Exercise: Copy the data word for word, from its first line through the line that contains "data-point bbox=[393, 1044, 411, 1061]", both included.
* Start Entries provided *
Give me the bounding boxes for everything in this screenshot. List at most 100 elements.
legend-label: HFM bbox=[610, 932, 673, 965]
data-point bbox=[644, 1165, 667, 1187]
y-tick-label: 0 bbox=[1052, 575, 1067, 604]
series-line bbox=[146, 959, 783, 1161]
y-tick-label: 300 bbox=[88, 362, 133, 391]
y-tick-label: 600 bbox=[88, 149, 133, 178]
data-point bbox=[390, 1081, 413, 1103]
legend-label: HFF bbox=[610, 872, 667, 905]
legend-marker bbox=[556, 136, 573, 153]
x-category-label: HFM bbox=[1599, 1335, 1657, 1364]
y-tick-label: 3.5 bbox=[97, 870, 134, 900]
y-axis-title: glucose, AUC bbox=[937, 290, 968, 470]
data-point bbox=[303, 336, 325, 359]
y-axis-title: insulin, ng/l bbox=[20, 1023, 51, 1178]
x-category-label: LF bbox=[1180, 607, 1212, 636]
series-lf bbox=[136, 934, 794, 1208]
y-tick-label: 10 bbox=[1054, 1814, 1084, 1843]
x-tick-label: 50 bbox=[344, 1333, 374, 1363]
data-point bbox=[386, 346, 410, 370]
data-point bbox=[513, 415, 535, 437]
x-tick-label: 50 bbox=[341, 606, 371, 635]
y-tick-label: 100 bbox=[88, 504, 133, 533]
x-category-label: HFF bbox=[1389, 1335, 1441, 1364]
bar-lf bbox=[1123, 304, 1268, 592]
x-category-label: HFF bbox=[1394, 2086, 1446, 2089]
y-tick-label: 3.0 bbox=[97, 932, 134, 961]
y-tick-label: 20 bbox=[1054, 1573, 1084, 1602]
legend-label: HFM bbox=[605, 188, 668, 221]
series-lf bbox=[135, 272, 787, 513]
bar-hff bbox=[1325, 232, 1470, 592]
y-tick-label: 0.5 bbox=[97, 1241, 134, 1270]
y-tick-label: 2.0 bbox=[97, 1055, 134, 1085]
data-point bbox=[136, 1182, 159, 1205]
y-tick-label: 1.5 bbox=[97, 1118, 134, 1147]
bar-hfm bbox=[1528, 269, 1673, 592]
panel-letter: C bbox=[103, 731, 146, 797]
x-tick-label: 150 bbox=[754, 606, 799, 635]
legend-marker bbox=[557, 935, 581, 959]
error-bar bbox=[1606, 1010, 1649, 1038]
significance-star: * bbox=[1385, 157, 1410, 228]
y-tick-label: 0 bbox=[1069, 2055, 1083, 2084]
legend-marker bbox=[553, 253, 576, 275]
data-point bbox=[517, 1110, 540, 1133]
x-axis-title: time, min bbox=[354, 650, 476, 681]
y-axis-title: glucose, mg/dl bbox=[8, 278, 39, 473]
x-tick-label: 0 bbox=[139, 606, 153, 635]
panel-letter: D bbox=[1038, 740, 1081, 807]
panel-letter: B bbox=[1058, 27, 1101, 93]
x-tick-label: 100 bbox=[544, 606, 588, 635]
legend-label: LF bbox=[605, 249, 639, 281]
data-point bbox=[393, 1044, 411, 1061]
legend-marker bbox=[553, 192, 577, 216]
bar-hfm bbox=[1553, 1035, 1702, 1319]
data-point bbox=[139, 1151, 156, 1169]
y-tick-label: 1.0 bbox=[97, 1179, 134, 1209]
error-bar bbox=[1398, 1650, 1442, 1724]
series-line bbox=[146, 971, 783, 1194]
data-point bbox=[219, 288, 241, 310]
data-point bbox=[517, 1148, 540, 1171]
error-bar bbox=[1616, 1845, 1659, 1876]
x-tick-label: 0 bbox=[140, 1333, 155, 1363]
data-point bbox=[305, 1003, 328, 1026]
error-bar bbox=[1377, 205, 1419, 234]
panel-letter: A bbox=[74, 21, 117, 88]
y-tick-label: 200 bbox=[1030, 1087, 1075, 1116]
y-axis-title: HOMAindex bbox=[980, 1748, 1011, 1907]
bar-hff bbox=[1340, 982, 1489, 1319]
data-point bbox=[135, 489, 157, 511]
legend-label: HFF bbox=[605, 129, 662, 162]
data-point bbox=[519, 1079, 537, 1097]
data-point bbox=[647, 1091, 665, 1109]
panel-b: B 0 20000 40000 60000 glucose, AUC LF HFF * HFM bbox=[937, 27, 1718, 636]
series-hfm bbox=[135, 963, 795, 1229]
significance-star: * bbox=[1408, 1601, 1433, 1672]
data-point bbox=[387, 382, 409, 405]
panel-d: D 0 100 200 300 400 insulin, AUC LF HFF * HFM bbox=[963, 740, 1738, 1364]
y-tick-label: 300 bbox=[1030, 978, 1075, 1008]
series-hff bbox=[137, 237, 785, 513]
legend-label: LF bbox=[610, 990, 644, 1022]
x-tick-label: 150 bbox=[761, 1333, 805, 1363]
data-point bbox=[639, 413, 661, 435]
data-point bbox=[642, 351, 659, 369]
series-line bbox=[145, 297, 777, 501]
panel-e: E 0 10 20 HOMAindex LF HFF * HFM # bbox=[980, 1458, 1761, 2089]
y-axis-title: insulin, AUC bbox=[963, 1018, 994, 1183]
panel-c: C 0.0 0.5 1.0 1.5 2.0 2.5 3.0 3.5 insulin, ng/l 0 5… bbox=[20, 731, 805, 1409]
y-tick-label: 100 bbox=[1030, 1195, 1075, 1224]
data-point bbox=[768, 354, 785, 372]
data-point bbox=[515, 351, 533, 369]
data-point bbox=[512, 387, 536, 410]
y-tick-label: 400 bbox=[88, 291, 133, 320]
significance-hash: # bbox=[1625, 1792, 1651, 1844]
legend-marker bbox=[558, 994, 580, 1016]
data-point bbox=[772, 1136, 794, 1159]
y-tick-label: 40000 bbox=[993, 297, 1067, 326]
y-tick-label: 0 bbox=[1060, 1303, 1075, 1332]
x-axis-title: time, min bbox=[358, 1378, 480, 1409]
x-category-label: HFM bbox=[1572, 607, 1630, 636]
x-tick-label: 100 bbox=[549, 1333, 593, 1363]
* End Entries provided *
Output of the exercise:
Give me the bounding boxes for everything in this screenshot. List at most 100 elements.
legend-label: HFM bbox=[610, 932, 673, 965]
data-point bbox=[644, 1165, 667, 1187]
y-tick-label: 0 bbox=[1052, 575, 1067, 604]
series-line bbox=[146, 959, 783, 1161]
y-tick-label: 300 bbox=[88, 362, 133, 391]
y-tick-label: 600 bbox=[88, 149, 133, 178]
data-point bbox=[390, 1081, 413, 1103]
legend-label: HFF bbox=[610, 872, 667, 905]
legend-marker bbox=[556, 136, 573, 153]
x-category-label: HFM bbox=[1599, 1335, 1657, 1364]
y-tick-label: 3.5 bbox=[97, 870, 134, 900]
y-axis-title: glucose, AUC bbox=[937, 290, 968, 470]
data-point bbox=[303, 336, 325, 359]
y-axis-title: insulin, ng/l bbox=[20, 1023, 51, 1178]
x-category-label: LF bbox=[1180, 607, 1212, 636]
series-lf bbox=[136, 934, 794, 1208]
y-tick-label: 10 bbox=[1054, 1814, 1084, 1843]
x-tick-label: 50 bbox=[344, 1333, 374, 1363]
data-point bbox=[386, 346, 410, 370]
data-point bbox=[513, 415, 535, 437]
x-tick-label: 50 bbox=[341, 606, 371, 635]
y-tick-label: 100 bbox=[88, 504, 133, 533]
x-category-label: HFF bbox=[1389, 1335, 1441, 1364]
bar-lf bbox=[1123, 304, 1268, 592]
x-category-label: HFF bbox=[1394, 2086, 1446, 2089]
y-tick-label: 3.0 bbox=[97, 932, 134, 961]
y-tick-label: 20 bbox=[1054, 1573, 1084, 1602]
legend-label: HFM bbox=[605, 188, 668, 221]
series-lf bbox=[135, 272, 787, 513]
bar-hff bbox=[1325, 232, 1470, 592]
y-tick-label: 0.5 bbox=[97, 1241, 134, 1270]
y-tick-label: 2.0 bbox=[97, 1055, 134, 1085]
data-point bbox=[136, 1182, 159, 1205]
y-tick-label: 1.5 bbox=[97, 1118, 134, 1147]
bar-hfm bbox=[1528, 269, 1673, 592]
panel-letter: C bbox=[103, 731, 146, 797]
x-tick-label: 150 bbox=[754, 606, 799, 635]
legend-marker bbox=[557, 935, 581, 959]
error-bar bbox=[1606, 1010, 1649, 1038]
significance-star: * bbox=[1385, 157, 1410, 228]
y-tick-label: 0 bbox=[1069, 2055, 1083, 2084]
legend-marker bbox=[553, 253, 576, 275]
data-point bbox=[517, 1110, 540, 1133]
x-axis-title: time, min bbox=[354, 650, 476, 681]
y-axis-title: glucose, mg/dl bbox=[8, 278, 39, 473]
x-tick-label: 0 bbox=[139, 606, 153, 635]
panel-letter: D bbox=[1038, 740, 1081, 807]
panel-letter: B bbox=[1058, 27, 1101, 93]
x-tick-label: 100 bbox=[544, 606, 588, 635]
legend-label: LF bbox=[605, 249, 639, 281]
data-point bbox=[393, 1044, 411, 1061]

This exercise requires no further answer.